**EXERCISE PROMPT:** Rewrite the listing from its beginning through the line containing "I need the location", substituting "bounds" for every "bbox" and changing nothing else. Omit the pictures from your output.

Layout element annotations

::::

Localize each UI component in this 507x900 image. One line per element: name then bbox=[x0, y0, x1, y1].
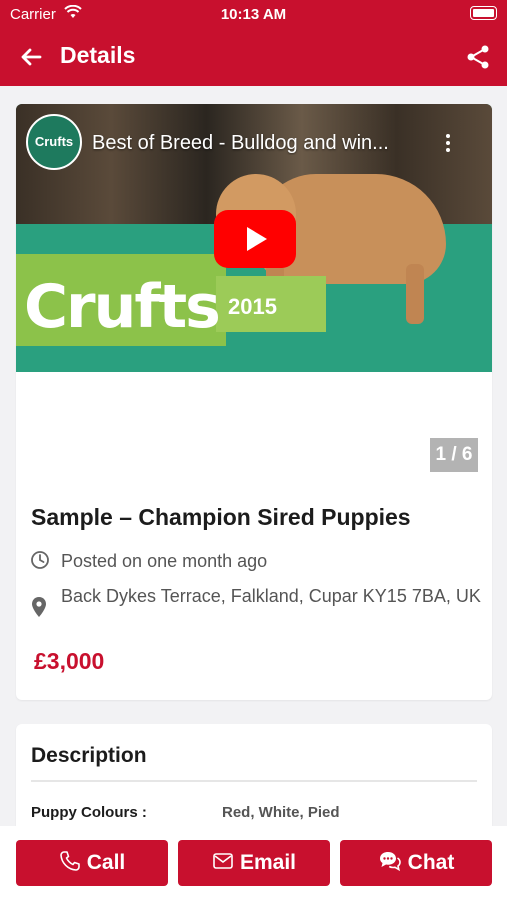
status-bar: Carrier 10:13 AM bbox=[0, 0, 507, 28]
crufts-banner-text: Crufts bbox=[24, 272, 221, 342]
more-vertical-icon[interactable] bbox=[444, 134, 452, 156]
battery-icon bbox=[470, 6, 497, 20]
listing-card: Crufts 2015 Crufts Best of Breed - Bulld… bbox=[16, 104, 492, 700]
clock-time: 10:13 AM bbox=[220, 6, 287, 23]
phone-icon bbox=[59, 851, 80, 872]
page-title: Details bbox=[60, 42, 136, 68]
nav-bar: Details bbox=[0, 28, 507, 86]
clock-icon bbox=[31, 551, 49, 569]
listing-price: £3,000 bbox=[34, 648, 105, 674]
chat-bubble-icon bbox=[379, 852, 401, 872]
attribute-value: Red, White, Pied bbox=[222, 804, 340, 821]
back-arrow-icon[interactable] bbox=[16, 42, 46, 72]
email-label: Email bbox=[239, 851, 297, 874]
crufts-year: 2015 bbox=[228, 294, 277, 319]
chat-button[interactable]: Chat bbox=[340, 840, 492, 886]
listing-title: Sample – Champion Sired Puppies bbox=[31, 504, 411, 530]
video-title[interactable]: Best of Breed - Bulldog and win... bbox=[92, 132, 432, 155]
play-icon[interactable] bbox=[214, 210, 296, 268]
action-bar: Call Email Chat bbox=[0, 826, 507, 900]
call-button[interactable]: Call bbox=[16, 840, 168, 886]
chat-label: Chat bbox=[407, 851, 455, 874]
channel-logo[interactable]: Crufts bbox=[26, 114, 82, 170]
bulldog-leg bbox=[406, 264, 424, 324]
listing-address: Back Dykes Terrace, Falkland, Cupar KY15… bbox=[61, 586, 481, 606]
mail-icon bbox=[213, 853, 233, 870]
gallery-counter: 1 / 6 bbox=[430, 438, 478, 472]
call-label: Call bbox=[86, 851, 126, 874]
email-button[interactable]: Email bbox=[178, 840, 330, 886]
location-pin-icon bbox=[32, 597, 46, 617]
attribute-label: Puppy Colours : bbox=[31, 804, 147, 821]
posted-date: Posted on one month ago bbox=[61, 551, 268, 571]
video-player[interactable]: Crufts 2015 Crufts Best of Breed - Bulld… bbox=[16, 104, 492, 372]
divider bbox=[31, 780, 477, 782]
share-icon[interactable] bbox=[463, 42, 493, 72]
description-title: Description bbox=[31, 744, 147, 767]
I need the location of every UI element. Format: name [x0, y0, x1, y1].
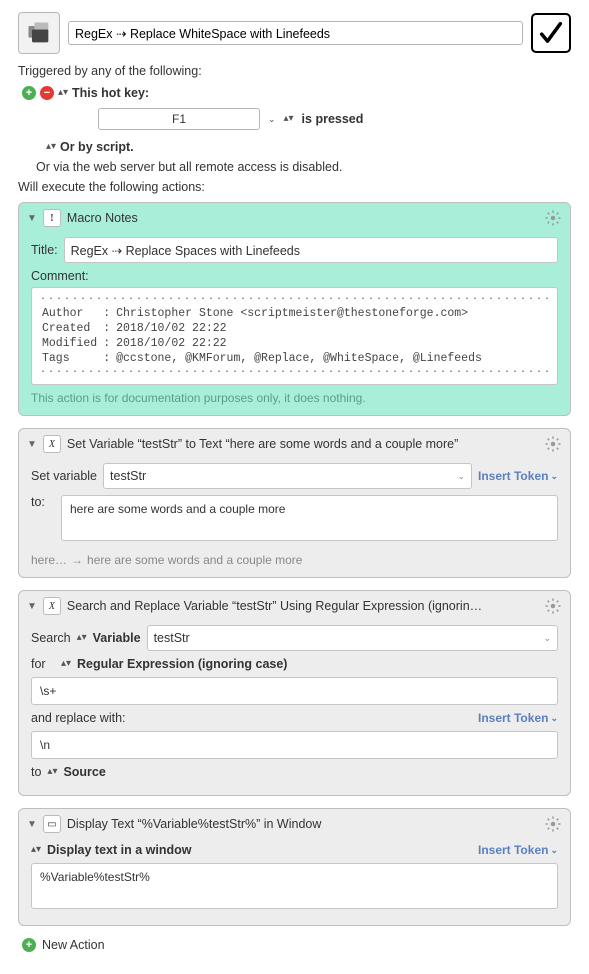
- disclosure-icon[interactable]: ▼: [27, 213, 37, 224]
- doc-note: This action is for documentation purpose…: [31, 391, 558, 405]
- variable-icon: X: [43, 597, 61, 615]
- enabled-checkbox[interactable]: [531, 13, 571, 53]
- title-label: Title:: [31, 243, 58, 257]
- dest-label: Source: [63, 765, 105, 779]
- action-display-text: ▼ ▭ Display Text “%Variable%testStr%” in…: [18, 808, 571, 926]
- replacement-field[interactable]: \n: [31, 731, 558, 759]
- display-value-field[interactable]: %Variable%testStr%: [31, 863, 558, 909]
- insert-token-button[interactable]: Insert Token⌄: [478, 711, 558, 725]
- action-search-replace: ▼ X Search and Replace Variable “testStr…: [18, 590, 571, 796]
- search-var-field[interactable]: testStr⌄: [147, 625, 558, 651]
- setvar-label: Set variable: [31, 469, 97, 483]
- hotkey-dropdown-icon[interactable]: ⌄: [268, 114, 276, 125]
- search-target: Variable: [93, 631, 141, 645]
- gear-icon[interactable]: [544, 815, 562, 833]
- preview-left: here…: [31, 553, 67, 567]
- mode-stepper[interactable]: ▴▾: [61, 660, 71, 668]
- replace-label: and replace with:: [31, 711, 126, 725]
- triggers-heading: Triggered by any of the following:: [18, 64, 571, 78]
- gear-icon[interactable]: [544, 597, 562, 615]
- title-field[interactable]: RegEx ⇢ Replace Spaces with Linefeeds: [64, 237, 558, 263]
- display-mode-stepper[interactable]: ▴▾: [31, 846, 41, 854]
- disclosure-icon[interactable]: ▼: [27, 601, 37, 612]
- gear-icon[interactable]: [544, 209, 562, 227]
- gear-icon[interactable]: [544, 435, 562, 453]
- for-label: for: [31, 657, 55, 671]
- search-target-stepper[interactable]: ▴▾: [77, 634, 87, 642]
- action-macro-notes: ▼ ! Macro Notes Title: RegEx ⇢ Replace S…: [18, 202, 571, 416]
- action-title: Set Variable “testStr” to Text “here are…: [67, 437, 458, 451]
- script-stepper[interactable]: ▴▾: [46, 143, 56, 151]
- action-title: Display Text “%Variable%testStr%” in Win…: [67, 817, 322, 831]
- insert-token-button[interactable]: Insert Token⌄: [478, 843, 558, 857]
- hotkey-trigger-label: This hot key:: [72, 86, 149, 100]
- comment-field[interactable]: ········································…: [31, 287, 558, 385]
- macro-icon: [18, 12, 60, 54]
- hotkey-input[interactable]: F1: [98, 108, 260, 130]
- window-icon: ▭: [43, 815, 61, 833]
- new-action-button[interactable]: +: [22, 938, 36, 952]
- preview-right: here are some words and a couple more: [87, 553, 302, 567]
- value-field[interactable]: here are some words and a couple more: [61, 495, 558, 541]
- dest-stepper[interactable]: ▴▾: [47, 768, 57, 776]
- to-label: to:: [31, 495, 55, 509]
- remove-trigger-button[interactable]: −: [40, 86, 54, 100]
- macro-name-input[interactable]: [68, 21, 523, 45]
- comment-label: Comment:: [31, 269, 558, 283]
- hotkey-mode-label: is pressed: [302, 112, 364, 126]
- insert-token-button[interactable]: Insert Token⌄: [478, 469, 558, 483]
- script-trigger-label: Or by script.: [60, 140, 134, 154]
- disclosure-icon[interactable]: ▼: [27, 819, 37, 830]
- actions-heading: Will execute the following actions:: [18, 180, 571, 194]
- pattern-field[interactable]: \s+: [31, 677, 558, 705]
- note-icon: !: [43, 209, 61, 227]
- action-set-variable: ▼ X Set Variable “testStr” to Text “here…: [18, 428, 571, 578]
- search-mode: Regular Expression (ignoring case): [77, 657, 287, 671]
- disclosure-icon[interactable]: ▼: [27, 439, 37, 450]
- search-label: Search: [31, 631, 71, 645]
- trigger-stepper[interactable]: ▴▾: [58, 89, 68, 97]
- add-trigger-button[interactable]: +: [22, 86, 36, 100]
- new-action-label: New Action: [42, 938, 105, 952]
- hotkey-mode-stepper[interactable]: ▴▾: [284, 115, 294, 123]
- action-title: Search and Replace Variable “testStr” Us…: [67, 599, 482, 613]
- variable-name-field[interactable]: testStr⌄: [103, 463, 472, 489]
- display-mode: Display text in a window: [47, 843, 191, 857]
- variable-icon: X: [43, 435, 61, 453]
- action-title: Macro Notes: [67, 211, 138, 225]
- webserver-note: Or via the web server but all remote acc…: [36, 160, 571, 174]
- to-label: to: [31, 765, 41, 779]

::::

**FULL ANSWER:**
Localize each UI component in this 507x900 image. One line per element: name then bounds=[x0, y0, x1, y1].
status-bar: Carrier 10:13 AM bounds=[0, 0, 507, 28]
crufts-banner-text: Crufts bounds=[24, 272, 221, 342]
more-vertical-icon[interactable] bounds=[444, 134, 452, 156]
battery-icon bounds=[470, 6, 497, 20]
listing-card: Crufts 2015 Crufts Best of Breed - Bulld… bounds=[16, 104, 492, 700]
clock-time: 10:13 AM bounds=[220, 6, 287, 23]
phone-icon bounds=[59, 851, 80, 872]
page-title: Details bounds=[60, 42, 136, 68]
nav-bar: Details bounds=[0, 28, 507, 86]
clock-icon bounds=[31, 551, 49, 569]
listing-price: £3,000 bounds=[34, 648, 105, 674]
chat-bubble-icon bounds=[379, 852, 401, 872]
attribute-value: Red, White, Pied bounds=[222, 804, 340, 821]
back-arrow-icon[interactable] bounds=[16, 42, 46, 72]
email-label: Email bounds=[239, 851, 297, 874]
crufts-year: 2015 bounds=[228, 294, 277, 319]
chat-button[interactable]: Chat bounds=[340, 840, 492, 886]
listing-title: Sample – Champion Sired Puppies bounds=[31, 504, 411, 530]
video-title[interactable]: Best of Breed - Bulldog and win... bounds=[92, 132, 432, 155]
play-icon[interactable] bounds=[214, 210, 296, 268]
action-bar: Call Email Chat bounds=[0, 826, 507, 900]
call-button[interactable]: Call bounds=[16, 840, 168, 886]
chat-label: Chat bounds=[407, 851, 455, 874]
channel-logo[interactable]: Crufts bounds=[26, 114, 82, 170]
bulldog-leg bounds=[406, 264, 424, 324]
listing-address: Back Dykes Terrace, Falkland, Cupar KY15… bounds=[61, 586, 481, 606]
mail-icon bounds=[213, 853, 233, 870]
gallery-counter: 1 / 6 bounds=[430, 438, 478, 472]
call-label: Call bounds=[86, 851, 126, 874]
email-button[interactable]: Email bounds=[178, 840, 330, 886]
location-pin-icon bounds=[32, 597, 46, 617]
attribute-label: Puppy Colours : bounds=[31, 804, 147, 821]
posted-date: Posted on one month ago bounds=[61, 551, 268, 571]
video-player[interactable]: Crufts 2015 Crufts Best of Breed - Bulld… bounds=[16, 104, 492, 372]
divider bounds=[31, 780, 477, 782]
share-icon[interactable] bounds=[463, 42, 493, 72]
description-title: Description bounds=[31, 744, 147, 767]
I need the location of every UI element. Format: name [x0, y0, x1, y1].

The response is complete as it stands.